+++ PROVIDED ENTRIES +++

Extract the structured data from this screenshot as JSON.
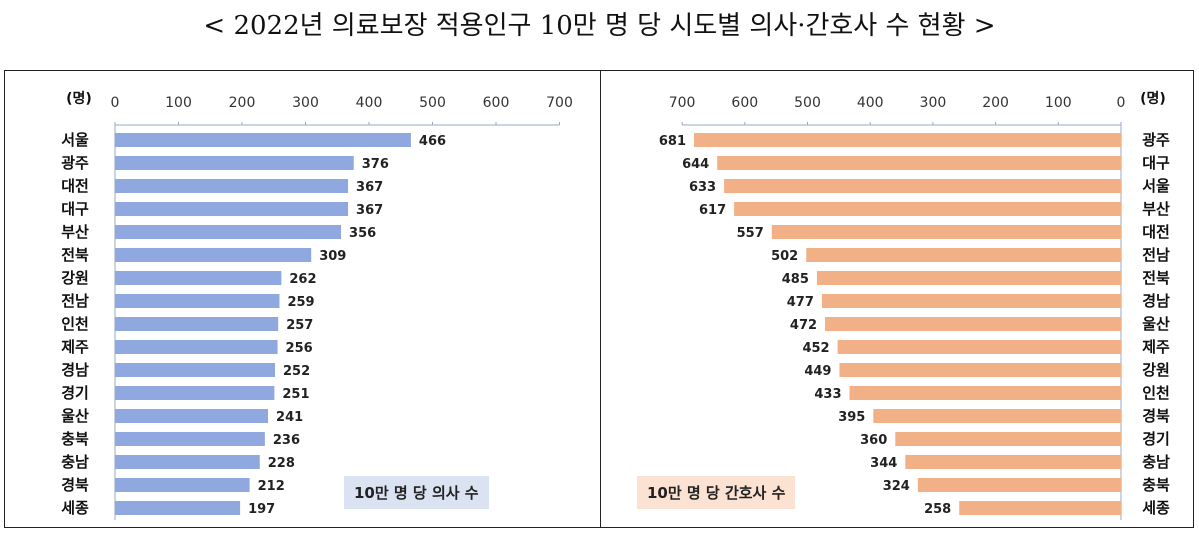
{
  "title": "< 2022년 의료보장 적용인구 10만 명 당 시도별 의사·간호사 수 현황 >",
  "chart_data": [
    {
      "type": "bar",
      "orientation": "horizontal",
      "unit_label": "(명)",
      "legend_label": "10만 명 당 의사 수",
      "bar_color": "#8fa9e0",
      "legend_bg": "#dbe3f3",
      "xlim": [
        0,
        700
      ],
      "xticks": [
        "0",
        "100",
        "200",
        "300",
        "400",
        "500",
        "600",
        "700"
      ],
      "categories": [
        "서울",
        "광주",
        "대전",
        "대구",
        "부산",
        "전북",
        "강원",
        "전남",
        "인천",
        "제주",
        "경남",
        "경기",
        "울산",
        "충북",
        "충남",
        "경북",
        "세종"
      ],
      "values": [
        466,
        376,
        367,
        367,
        356,
        309,
        262,
        259,
        257,
        256,
        252,
        251,
        241,
        236,
        228,
        212,
        197
      ]
    },
    {
      "type": "bar",
      "orientation": "horizontal",
      "axis_reversed": true,
      "unit_label": "(명)",
      "legend_label": "10만 명 당 간호사 수",
      "bar_color": "#f2b086",
      "legend_bg": "#fbe2d2",
      "xlim": [
        0,
        700
      ],
      "xticks": [
        "700",
        "600",
        "500",
        "400",
        "300",
        "200",
        "100",
        "0"
      ],
      "categories": [
        "광주",
        "대구",
        "서울",
        "부산",
        "대전",
        "전남",
        "전북",
        "경남",
        "울산",
        "제주",
        "강원",
        "인천",
        "경북",
        "경기",
        "충남",
        "충북",
        "세종"
      ],
      "values": [
        681,
        644,
        633,
        617,
        557,
        502,
        485,
        477,
        472,
        452,
        449,
        433,
        395,
        360,
        344,
        324,
        258
      ]
    }
  ]
}
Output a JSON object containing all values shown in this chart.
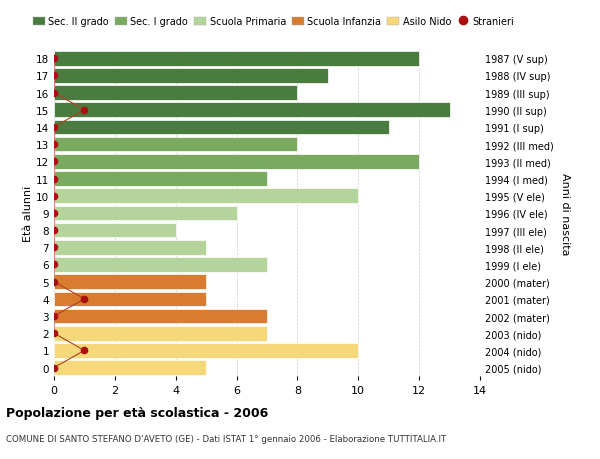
{
  "ages": [
    18,
    17,
    16,
    15,
    14,
    13,
    12,
    11,
    10,
    9,
    8,
    7,
    6,
    5,
    4,
    3,
    2,
    1,
    0
  ],
  "years": [
    "1987 (V sup)",
    "1988 (IV sup)",
    "1989 (III sup)",
    "1990 (II sup)",
    "1991 (I sup)",
    "1992 (III med)",
    "1993 (II med)",
    "1994 (I med)",
    "1995 (V ele)",
    "1996 (IV ele)",
    "1997 (III ele)",
    "1998 (II ele)",
    "1999 (I ele)",
    "2000 (mater)",
    "2001 (mater)",
    "2002 (mater)",
    "2003 (nido)",
    "2004 (nido)",
    "2005 (nido)"
  ],
  "values": [
    12,
    9,
    8,
    13,
    11,
    8,
    12,
    7,
    10,
    6,
    4,
    5,
    7,
    5,
    5,
    7,
    7,
    10,
    5
  ],
  "stranieri": [
    0,
    0,
    0,
    1,
    0,
    0,
    0,
    0,
    0,
    0,
    0,
    0,
    0,
    0,
    1,
    0,
    0,
    1,
    0
  ],
  "bar_colors": [
    "#4a7c3f",
    "#4a7c3f",
    "#4a7c3f",
    "#4a7c3f",
    "#4a7c3f",
    "#7aaa5f",
    "#7aaa5f",
    "#7aaa5f",
    "#b5d49b",
    "#b5d49b",
    "#b5d49b",
    "#b5d49b",
    "#b5d49b",
    "#d97c30",
    "#d97c30",
    "#d97c30",
    "#f5d87a",
    "#f5d87a",
    "#f5d87a"
  ],
  "legend_labels": [
    "Sec. II grado",
    "Sec. I grado",
    "Scuola Primaria",
    "Scuola Infanzia",
    "Asilo Nido",
    "Stranieri"
  ],
  "legend_colors_list": [
    "#4a7c3f",
    "#7aaa5f",
    "#b5d49b",
    "#d97c30",
    "#f5d87a",
    "#aa1111"
  ],
  "stranieri_color": "#aa1111",
  "stranieri_line_color": "#b04020",
  "title": "Popolazione per età scolastica - 2006",
  "subtitle": "COMUNE DI SANTO STEFANO D'AVETO (GE) - Dati ISTAT 1° gennaio 2006 - Elaborazione TUTTITALIA.IT",
  "ylabel_left": "Età alunni",
  "ylabel_right": "Anni di nascita",
  "xlim": [
    0,
    14
  ],
  "xticks": [
    0,
    2,
    4,
    6,
    8,
    10,
    12,
    14
  ],
  "bg_color": "#ffffff",
  "bar_edge_color": "#ffffff",
  "grid_color": "#cccccc"
}
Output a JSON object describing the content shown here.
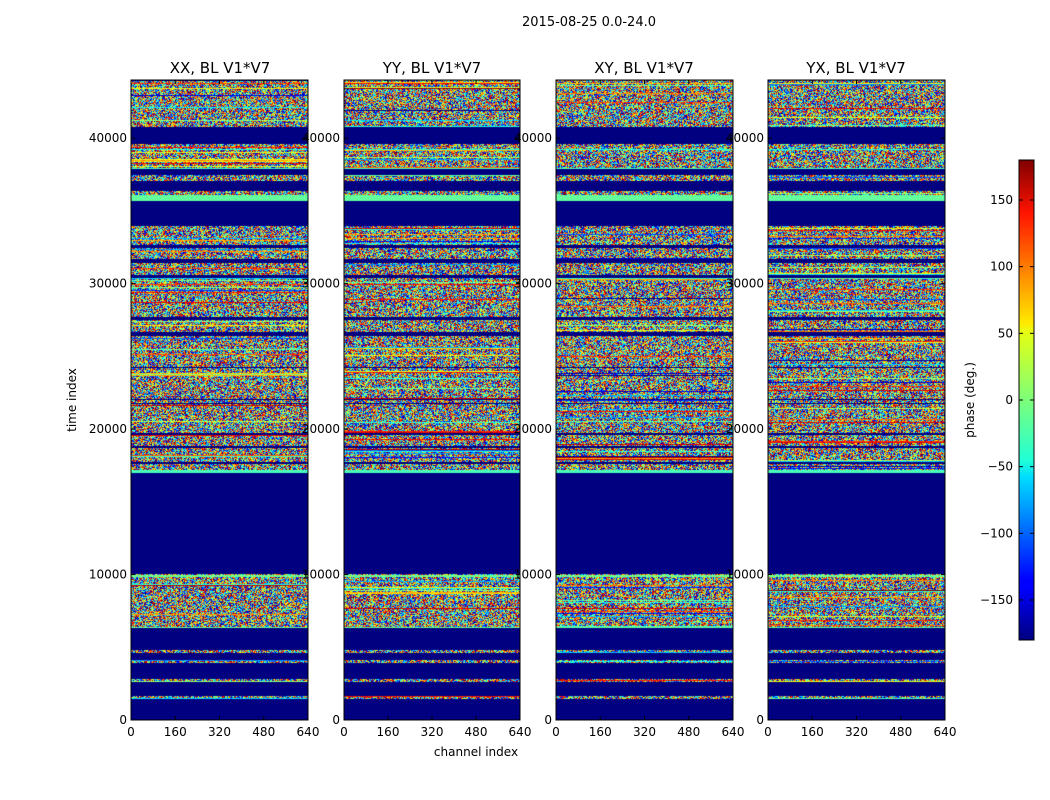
{
  "chart_data": {
    "type": "heatmap",
    "suptitle": "2015-08-25 0.0-24.0",
    "xlabel": "channel index",
    "ylabel": "time index",
    "xlim": [
      0,
      640
    ],
    "ylim": [
      0,
      44000
    ],
    "xticks": [
      "0",
      "160",
      "320",
      "480",
      "640"
    ],
    "yticks": [
      "0",
      "10000",
      "20000",
      "30000",
      "40000"
    ],
    "panels": [
      {
        "title": "XX, BL V1*V7"
      },
      {
        "title": "YY, BL V1*V7"
      },
      {
        "title": "XY, BL V1*V7"
      },
      {
        "title": "YX, BL V1*V7"
      }
    ],
    "colorbar": {
      "label": "phase (deg.)",
      "range": [
        -180,
        180
      ],
      "ticks": [
        "150",
        "100",
        "50",
        "0",
        "−50",
        "−100",
        "−150"
      ],
      "colormap": "jet"
    },
    "flagged_time_ranges": [
      [
        0,
        1400
      ],
      [
        1600,
        2600
      ],
      [
        2800,
        3900
      ],
      [
        4100,
        4600
      ],
      [
        4800,
        6300
      ],
      [
        10000,
        17000
      ],
      [
        17600,
        17750
      ],
      [
        18700,
        18800
      ],
      [
        19600,
        19700
      ],
      [
        21700,
        21800
      ],
      [
        22000,
        22100
      ],
      [
        24200,
        24300
      ],
      [
        26400,
        26700
      ],
      [
        27500,
        27700
      ],
      [
        30400,
        30600
      ],
      [
        31400,
        31700
      ],
      [
        32500,
        32700
      ],
      [
        34000,
        35700
      ],
      [
        36400,
        37100
      ],
      [
        37500,
        37900
      ],
      [
        39600,
        40800
      ]
    ],
    "colored_bands": [
      {
        "range": [
          6300,
          6400
        ],
        "value": -10
      },
      {
        "range": [
          9800,
          9950
        ],
        "value": -5
      },
      {
        "range": [
          17000,
          17150
        ],
        "value": -20
      },
      {
        "range": [
          35700,
          36100
        ],
        "value": -10
      },
      {
        "range": [
          37900,
          38000
        ],
        "value": -20
      },
      {
        "range": [
          39200,
          39300
        ],
        "value": -30
      }
    ]
  }
}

+++

GOAL =
List all lines where "shown" occurs.

REPLY =
Output a JSON object containing all values shown in this chart.
Output a JSON object describing the content shown here.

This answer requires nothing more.